Entries drawn from a collection

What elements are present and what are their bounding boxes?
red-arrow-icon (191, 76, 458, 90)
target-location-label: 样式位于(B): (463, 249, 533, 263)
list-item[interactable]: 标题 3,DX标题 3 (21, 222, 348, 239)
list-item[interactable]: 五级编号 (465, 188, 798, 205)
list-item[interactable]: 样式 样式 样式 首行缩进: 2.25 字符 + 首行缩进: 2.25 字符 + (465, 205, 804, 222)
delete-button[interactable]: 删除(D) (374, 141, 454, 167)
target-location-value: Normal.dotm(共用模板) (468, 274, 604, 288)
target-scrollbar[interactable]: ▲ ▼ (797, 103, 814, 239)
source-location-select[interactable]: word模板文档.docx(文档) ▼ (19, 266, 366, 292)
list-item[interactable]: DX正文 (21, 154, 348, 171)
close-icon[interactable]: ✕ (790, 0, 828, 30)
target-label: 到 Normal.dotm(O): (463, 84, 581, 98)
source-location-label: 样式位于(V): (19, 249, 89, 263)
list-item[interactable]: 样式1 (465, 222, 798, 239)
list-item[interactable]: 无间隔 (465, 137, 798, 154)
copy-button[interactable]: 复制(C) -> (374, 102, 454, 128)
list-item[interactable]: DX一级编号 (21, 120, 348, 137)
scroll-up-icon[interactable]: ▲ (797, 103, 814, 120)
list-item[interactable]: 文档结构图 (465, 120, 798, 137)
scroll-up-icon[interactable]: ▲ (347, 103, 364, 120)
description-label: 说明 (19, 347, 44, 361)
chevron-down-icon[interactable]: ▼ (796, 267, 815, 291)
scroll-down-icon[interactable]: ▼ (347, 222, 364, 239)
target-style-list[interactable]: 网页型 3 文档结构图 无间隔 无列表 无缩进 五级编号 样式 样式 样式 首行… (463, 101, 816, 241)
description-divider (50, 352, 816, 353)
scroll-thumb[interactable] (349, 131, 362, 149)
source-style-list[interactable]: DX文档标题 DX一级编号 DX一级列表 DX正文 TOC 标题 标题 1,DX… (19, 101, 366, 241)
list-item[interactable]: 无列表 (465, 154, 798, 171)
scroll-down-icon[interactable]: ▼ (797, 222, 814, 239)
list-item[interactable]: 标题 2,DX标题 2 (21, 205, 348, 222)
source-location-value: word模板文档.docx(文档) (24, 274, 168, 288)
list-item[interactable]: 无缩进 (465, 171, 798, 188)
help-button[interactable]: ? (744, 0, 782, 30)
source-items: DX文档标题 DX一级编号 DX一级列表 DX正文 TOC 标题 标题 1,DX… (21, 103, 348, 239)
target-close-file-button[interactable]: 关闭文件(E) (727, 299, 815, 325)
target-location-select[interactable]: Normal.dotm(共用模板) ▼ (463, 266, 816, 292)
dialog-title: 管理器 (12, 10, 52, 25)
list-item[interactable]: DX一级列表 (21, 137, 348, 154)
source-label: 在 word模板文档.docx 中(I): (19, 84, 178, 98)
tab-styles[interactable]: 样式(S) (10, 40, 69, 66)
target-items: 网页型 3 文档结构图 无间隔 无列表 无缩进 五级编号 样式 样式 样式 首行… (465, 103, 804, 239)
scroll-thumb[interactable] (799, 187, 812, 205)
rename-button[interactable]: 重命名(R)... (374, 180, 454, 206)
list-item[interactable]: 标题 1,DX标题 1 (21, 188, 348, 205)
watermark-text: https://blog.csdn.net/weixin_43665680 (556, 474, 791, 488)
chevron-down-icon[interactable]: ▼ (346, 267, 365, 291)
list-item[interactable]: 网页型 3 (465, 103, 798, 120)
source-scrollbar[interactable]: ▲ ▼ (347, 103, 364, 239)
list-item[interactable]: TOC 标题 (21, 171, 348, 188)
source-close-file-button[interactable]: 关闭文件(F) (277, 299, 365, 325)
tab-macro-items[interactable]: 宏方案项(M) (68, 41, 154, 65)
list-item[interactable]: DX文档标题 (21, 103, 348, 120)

[What the task requires]
Reproduce the data above word for word, beginning at its first line and stopping after the line that contains "description-divider (50, 352, 816, 353)".

[Solution to this task]
What elements are present and what are their bounding boxes?
red-arrow-icon (191, 76, 458, 90)
target-location-label: 样式位于(B): (463, 249, 533, 263)
list-item[interactable]: 标题 3,DX标题 3 (21, 222, 348, 239)
list-item[interactable]: 五级编号 (465, 188, 798, 205)
list-item[interactable]: 样式 样式 样式 首行缩进: 2.25 字符 + 首行缩进: 2.25 字符 + (465, 205, 804, 222)
delete-button[interactable]: 删除(D) (374, 141, 454, 167)
target-location-value: Normal.dotm(共用模板) (468, 274, 604, 288)
target-scrollbar[interactable]: ▲ ▼ (797, 103, 814, 239)
source-location-select[interactable]: word模板文档.docx(文档) ▼ (19, 266, 366, 292)
list-item[interactable]: DX正文 (21, 154, 348, 171)
close-icon[interactable]: ✕ (790, 0, 828, 30)
target-label: 到 Normal.dotm(O): (463, 84, 581, 98)
source-location-label: 样式位于(V): (19, 249, 89, 263)
list-item[interactable]: 样式1 (465, 222, 798, 239)
list-item[interactable]: 无间隔 (465, 137, 798, 154)
copy-button[interactable]: 复制(C) -> (374, 102, 454, 128)
list-item[interactable]: DX一级编号 (21, 120, 348, 137)
scroll-up-icon[interactable]: ▲ (797, 103, 814, 120)
list-item[interactable]: 文档结构图 (465, 120, 798, 137)
scroll-up-icon[interactable]: ▲ (347, 103, 364, 120)
description-label: 说明 (19, 347, 44, 361)
chevron-down-icon[interactable]: ▼ (796, 267, 815, 291)
scroll-down-icon[interactable]: ▼ (347, 222, 364, 239)
target-style-list[interactable]: 网页型 3 文档结构图 无间隔 无列表 无缩进 五级编号 样式 样式 样式 首行… (463, 101, 816, 241)
description-divider (50, 352, 816, 353)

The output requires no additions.